GOAL ▸ The records below must be duplicated exactly, character for character.

INPUT MATERIAL ▸
--------------------------------
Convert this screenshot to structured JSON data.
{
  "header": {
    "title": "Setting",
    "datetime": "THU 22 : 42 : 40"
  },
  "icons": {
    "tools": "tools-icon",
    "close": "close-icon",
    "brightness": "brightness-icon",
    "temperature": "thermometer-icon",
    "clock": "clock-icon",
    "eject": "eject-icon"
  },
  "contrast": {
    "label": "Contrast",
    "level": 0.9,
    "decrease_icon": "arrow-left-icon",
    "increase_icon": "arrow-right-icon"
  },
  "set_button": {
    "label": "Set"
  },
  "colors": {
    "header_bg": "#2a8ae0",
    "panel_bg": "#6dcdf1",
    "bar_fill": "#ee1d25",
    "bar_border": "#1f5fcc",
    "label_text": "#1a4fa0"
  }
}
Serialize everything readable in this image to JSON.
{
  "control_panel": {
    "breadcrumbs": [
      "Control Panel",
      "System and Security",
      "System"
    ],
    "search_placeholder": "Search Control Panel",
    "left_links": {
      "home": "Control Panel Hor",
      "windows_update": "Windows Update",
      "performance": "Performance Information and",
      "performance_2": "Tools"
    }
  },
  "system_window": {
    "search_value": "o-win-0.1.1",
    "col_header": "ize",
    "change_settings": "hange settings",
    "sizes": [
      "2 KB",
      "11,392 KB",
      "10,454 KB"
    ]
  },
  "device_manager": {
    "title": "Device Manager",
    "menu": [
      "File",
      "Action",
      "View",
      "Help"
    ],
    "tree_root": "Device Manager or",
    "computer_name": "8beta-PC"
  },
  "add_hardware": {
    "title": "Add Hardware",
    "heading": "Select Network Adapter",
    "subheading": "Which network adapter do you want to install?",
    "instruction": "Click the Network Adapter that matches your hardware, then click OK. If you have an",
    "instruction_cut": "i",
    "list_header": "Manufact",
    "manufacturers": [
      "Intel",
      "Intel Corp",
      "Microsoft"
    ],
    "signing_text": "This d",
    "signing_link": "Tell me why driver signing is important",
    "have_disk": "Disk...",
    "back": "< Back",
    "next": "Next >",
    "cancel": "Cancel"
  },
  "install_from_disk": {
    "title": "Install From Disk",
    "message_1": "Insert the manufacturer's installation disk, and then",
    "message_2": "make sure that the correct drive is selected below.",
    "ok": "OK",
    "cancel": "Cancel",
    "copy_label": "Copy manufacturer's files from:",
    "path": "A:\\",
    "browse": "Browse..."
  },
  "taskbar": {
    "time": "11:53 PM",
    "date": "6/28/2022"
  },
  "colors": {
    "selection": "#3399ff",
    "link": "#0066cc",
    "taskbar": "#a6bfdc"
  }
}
--------------------------------
FULL RESPONSE ▸
Convert this screenshot to structured JSON data.
{
  "header": {
    "title": "Setting",
    "datetime": "THU 22 : 42 : 40"
  },
  "icons": {
    "tools": "tools-icon",
    "close": "close-icon",
    "brightness": "brightness-icon",
    "temperature": "thermometer-icon",
    "clock": "clock-icon",
    "eject": "eject-icon"
  },
  "contrast": {
    "label": "Contrast",
    "level": 0.9,
    "decrease_icon": "arrow-left-icon",
    "increase_icon": "arrow-right-icon"
  },
  "set_button": {
    "label": "Set"
  },
  "colors": {
    "header_bg": "#2a8ae0",
    "panel_bg": "#6dcdf1",
    "bar_fill": "#ee1d25",
    "bar_border": "#1f5fcc",
    "label_text": "#1a4fa0"
  }
}
Serialize everything readable in this image to JSON.
{
  "control_panel": {
    "breadcrumbs": [
      "Control Panel",
      "System and Security",
      "System"
    ],
    "search_placeholder": "Search Control Panel",
    "left_links": {
      "home": "Control Panel Hor",
      "windows_update": "Windows Update",
      "performance": "Performance Information and",
      "performance_2": "Tools"
    }
  },
  "system_window": {
    "search_value": "o-win-0.1.1",
    "col_header": "ize",
    "change_settings": "hange settings",
    "sizes": [
      "2 KB",
      "11,392 KB",
      "10,454 KB"
    ]
  },
  "device_manager": {
    "title": "Device Manager",
    "menu": [
      "File",
      "Action",
      "View",
      "Help"
    ],
    "tree_root": "Device Manager or",
    "computer_name": "8beta-PC"
  },
  "add_hardware": {
    "title": "Add Hardware",
    "heading": "Select Network Adapter",
    "subheading": "Which network adapter do you want to install?",
    "instruction": "Click the Network Adapter that matches your hardware, then click OK. If you have an",
    "instruction_cut": "i",
    "list_header": "Manufact",
    "manufacturers": [
      "Intel",
      "Intel Corp",
      "Microsoft"
    ],
    "signing_text": "This d",
    "signing_link": "Tell me why driver signing is important",
    "have_disk": "Disk...",
    "back": "< Back",
    "next": "Next >",
    "cancel": "Cancel"
  },
  "install_from_disk": {
    "title": "Install From Disk",
    "message_1": "Insert the manufacturer's installation disk, and then",
    "message_2": "make sure that the correct drive is selected below.",
    "ok": "OK",
    "cancel": "Cancel",
    "copy_label": "Copy manufacturer's files from:",
    "path": "A:\\",
    "browse": "Browse..."
  },
  "taskbar": {
    "time": "11:53 PM",
    "date": "6/28/2022"
  },
  "colors": {
    "selection": "#3399ff",
    "link": "#0066cc",
    "taskbar": "#a6bfdc"
  }
}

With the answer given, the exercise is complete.